## Records supplied
● ● ● ● ● ● ●
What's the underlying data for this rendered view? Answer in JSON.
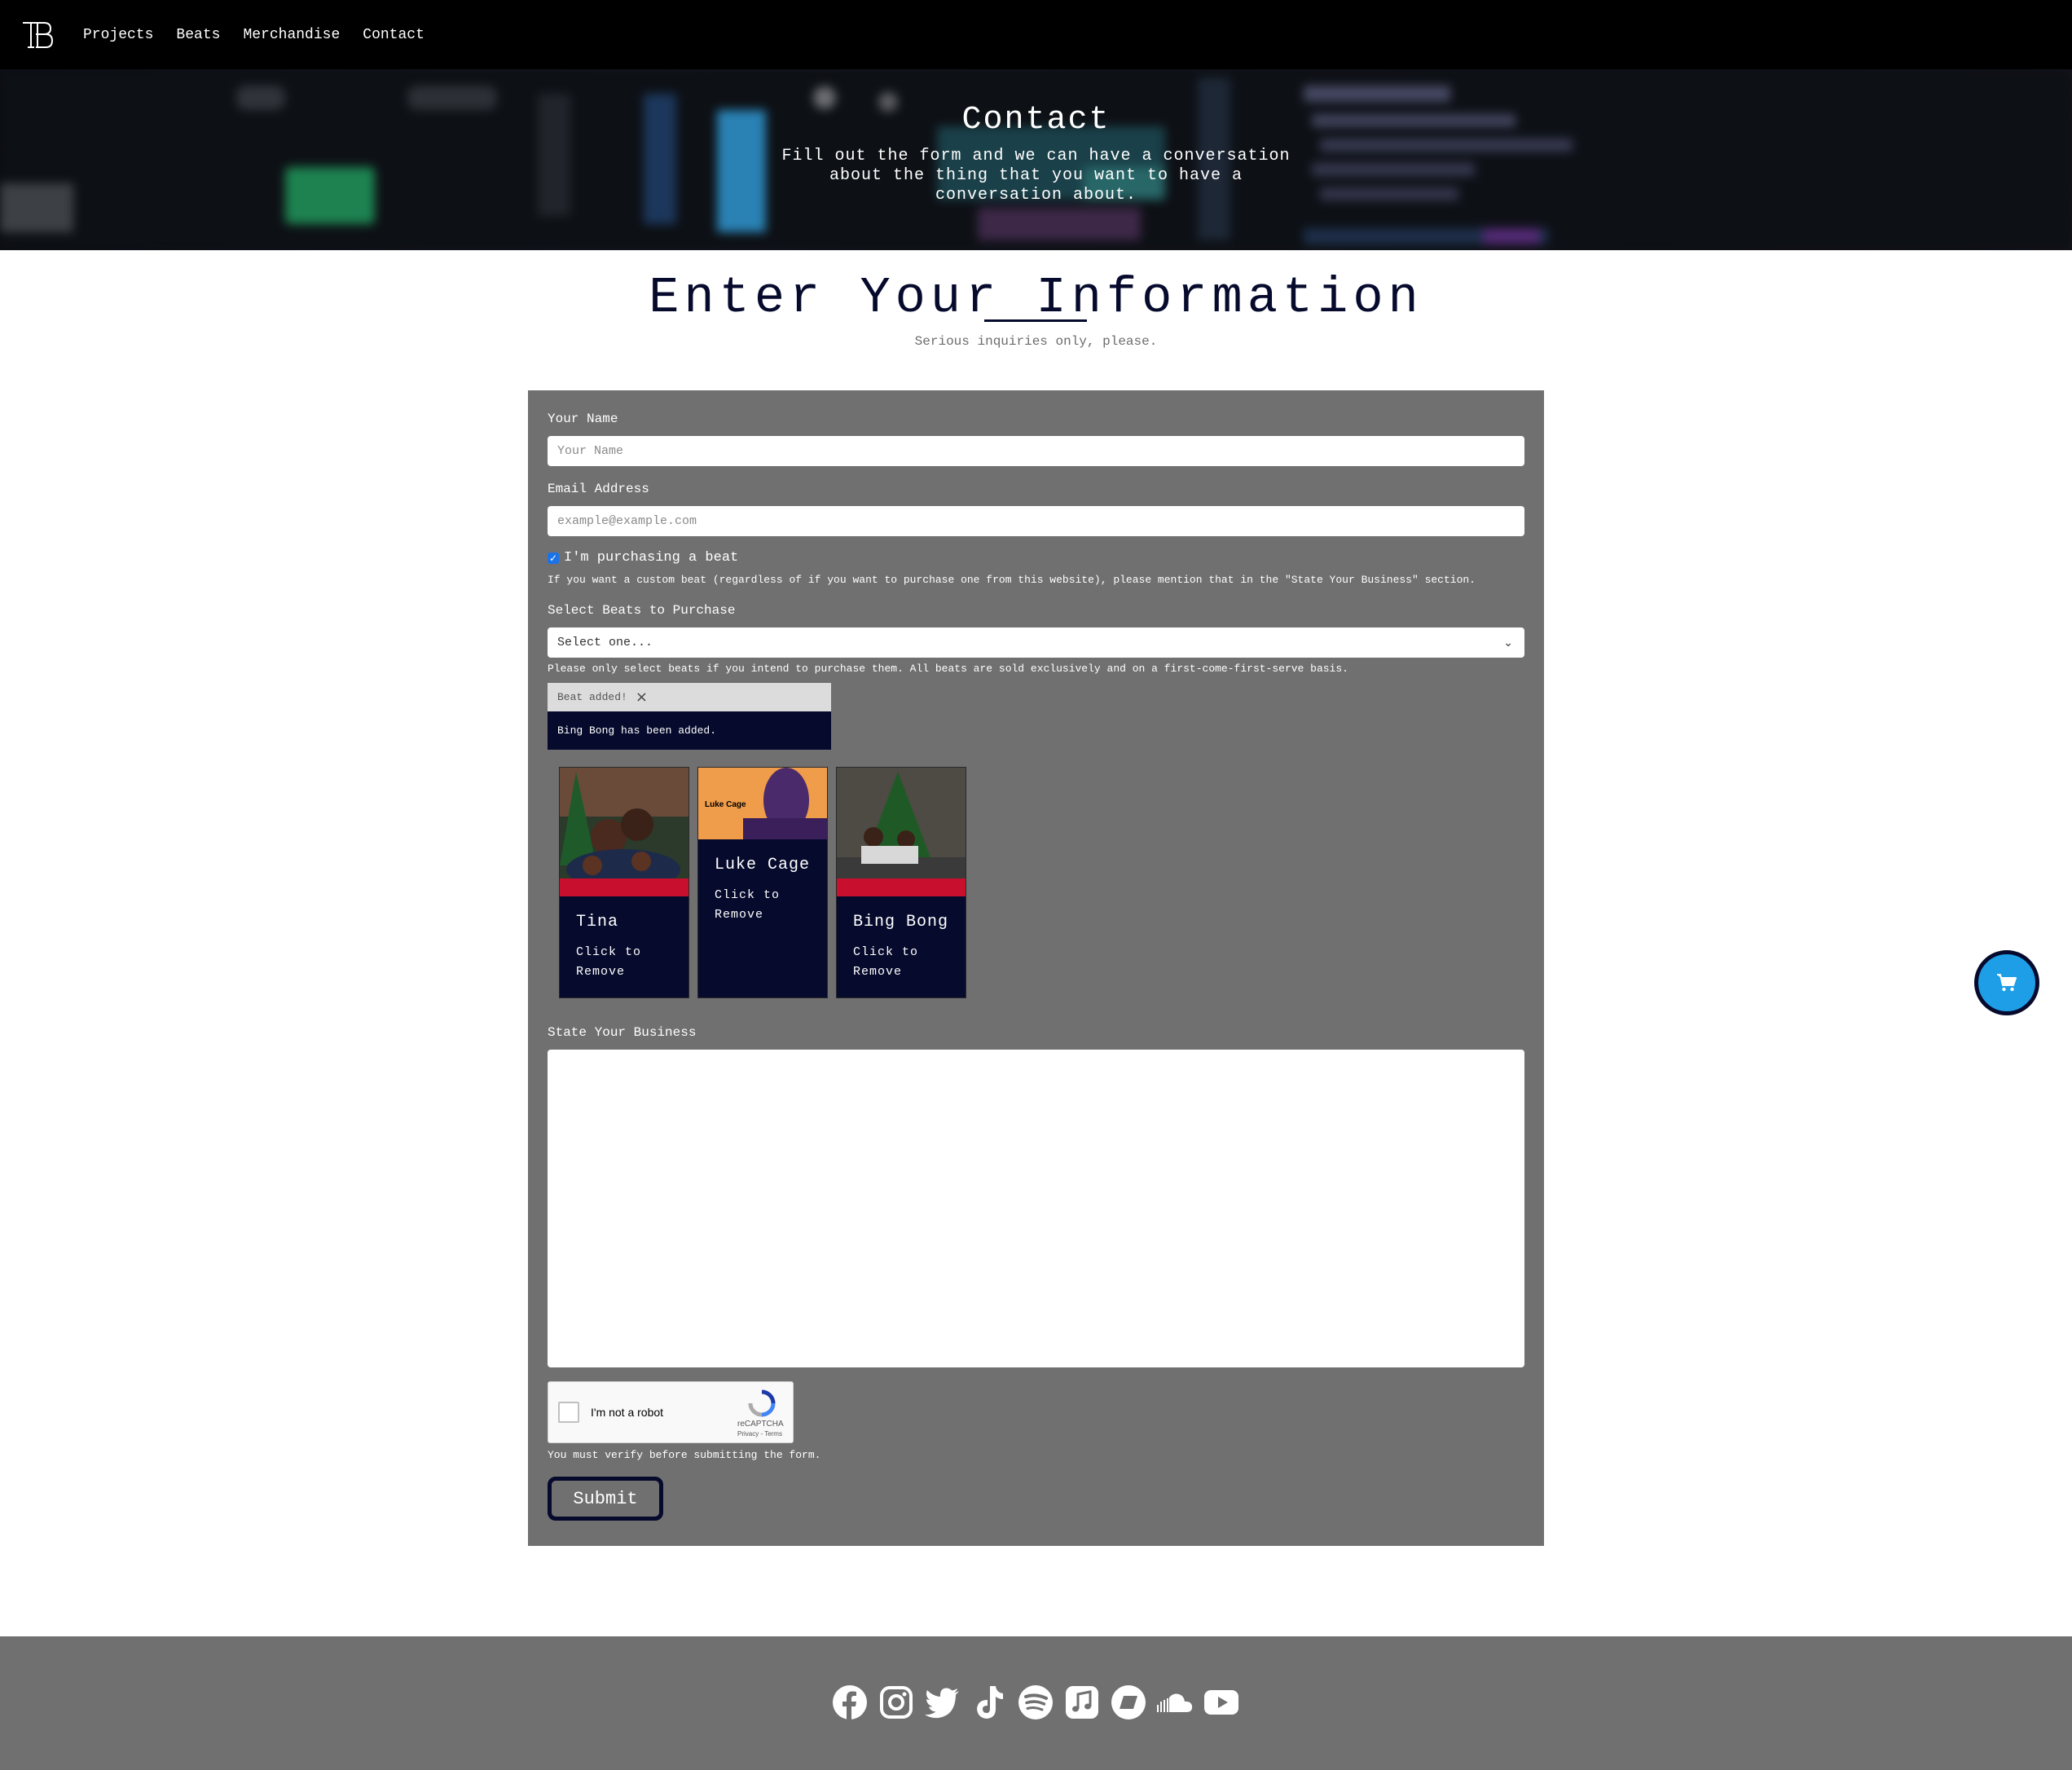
{
  "nav": {
    "logo_alt": "TB logo",
    "links": [
      "Projects",
      "Beats",
      "Merchandise",
      "Contact"
    ]
  },
  "hero": {
    "title": "Contact",
    "subtitle": "Fill out the form and we can have a conversation about the thing that you want to have a conversation about."
  },
  "main": {
    "heading": "Enter Your Information",
    "subheading": "Serious inquiries only, please."
  },
  "form": {
    "name_label": "Your Name",
    "name_placeholder": "Your Name",
    "email_label": "Email Address",
    "email_placeholder": "example@example.com",
    "purchase_checkbox": {
      "label": "I'm purchasing a beat",
      "checked": true
    },
    "purchase_help": "If you want a custom beat (regardless of if you want to purchase one from this website), please mention that in the \"State Your Business\" section.",
    "beats_label": "Select Beats to Purchase",
    "beats_select_value": "Select one...",
    "beats_help": "Please only select beats if you intend to purchase them. All beats are sold exclusively and on a first-come-first-serve basis.",
    "toast": {
      "title": "Beat added!",
      "close": "×",
      "body": "Bing Bong has been added."
    },
    "selected_beats": [
      {
        "name": "Tina",
        "action": "Click to Remove"
      },
      {
        "name": "Luke Cage",
        "action": "Click to Remove",
        "cover_text": "Luke Cage"
      },
      {
        "name": "Bing Bong",
        "action": "Click to Remove"
      }
    ],
    "business_label": "State Your Business",
    "business_value": "",
    "recaptcha": {
      "label": "I'm not a robot",
      "brand": "reCAPTCHA",
      "terms": "Privacy - Terms"
    },
    "verify_help": "You must verify before submitting the form.",
    "submit_label": "Submit"
  },
  "cart": {
    "icon": "shopping-cart-icon"
  },
  "footer": {
    "socials": [
      "facebook-icon",
      "instagram-icon",
      "twitter-icon",
      "tiktok-icon",
      "spotify-icon",
      "apple-music-icon",
      "bandcamp-icon",
      "soundcloud-icon",
      "youtube-icon"
    ]
  },
  "colors": {
    "navy": "#060a2c",
    "panel_gray": "#707070",
    "cart_blue": "#1e9ee6",
    "cover_red": "#c8102e",
    "cover_orange": "#ef9c4b"
  }
}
● ● ● ● ● ● ●
## Stated task
Leave out the pictures and repeat everything else in the records exactly.

## Full output
What's the underlying data for this rendered view? Answer in JSON.
{
  "nav": {
    "logo_alt": "TB logo",
    "links": [
      "Projects",
      "Beats",
      "Merchandise",
      "Contact"
    ]
  },
  "hero": {
    "title": "Contact",
    "subtitle": "Fill out the form and we can have a conversation about the thing that you want to have a conversation about."
  },
  "main": {
    "heading": "Enter Your Information",
    "subheading": "Serious inquiries only, please."
  },
  "form": {
    "name_label": "Your Name",
    "name_placeholder": "Your Name",
    "email_label": "Email Address",
    "email_placeholder": "example@example.com",
    "purchase_checkbox": {
      "label": "I'm purchasing a beat",
      "checked": true
    },
    "purchase_help": "If you want a custom beat (regardless of if you want to purchase one from this website), please mention that in the \"State Your Business\" section.",
    "beats_label": "Select Beats to Purchase",
    "beats_select_value": "Select one...",
    "beats_help": "Please only select beats if you intend to purchase them. All beats are sold exclusively and on a first-come-first-serve basis.",
    "toast": {
      "title": "Beat added!",
      "close": "×",
      "body": "Bing Bong has been added."
    },
    "selected_beats": [
      {
        "name": "Tina",
        "action": "Click to Remove"
      },
      {
        "name": "Luke Cage",
        "action": "Click to Remove",
        "cover_text": "Luke Cage"
      },
      {
        "name": "Bing Bong",
        "action": "Click to Remove"
      }
    ],
    "business_label": "State Your Business",
    "business_value": "",
    "recaptcha": {
      "label": "I'm not a robot",
      "brand": "reCAPTCHA",
      "terms": "Privacy - Terms"
    },
    "verify_help": "You must verify before submitting the form.",
    "submit_label": "Submit"
  },
  "cart": {
    "icon": "shopping-cart-icon"
  },
  "footer": {
    "socials": [
      "facebook-icon",
      "instagram-icon",
      "twitter-icon",
      "tiktok-icon",
      "spotify-icon",
      "apple-music-icon",
      "bandcamp-icon",
      "soundcloud-icon",
      "youtube-icon"
    ]
  },
  "colors": {
    "navy": "#060a2c",
    "panel_gray": "#707070",
    "cart_blue": "#1e9ee6",
    "cover_red": "#c8102e",
    "cover_orange": "#ef9c4b"
  }
}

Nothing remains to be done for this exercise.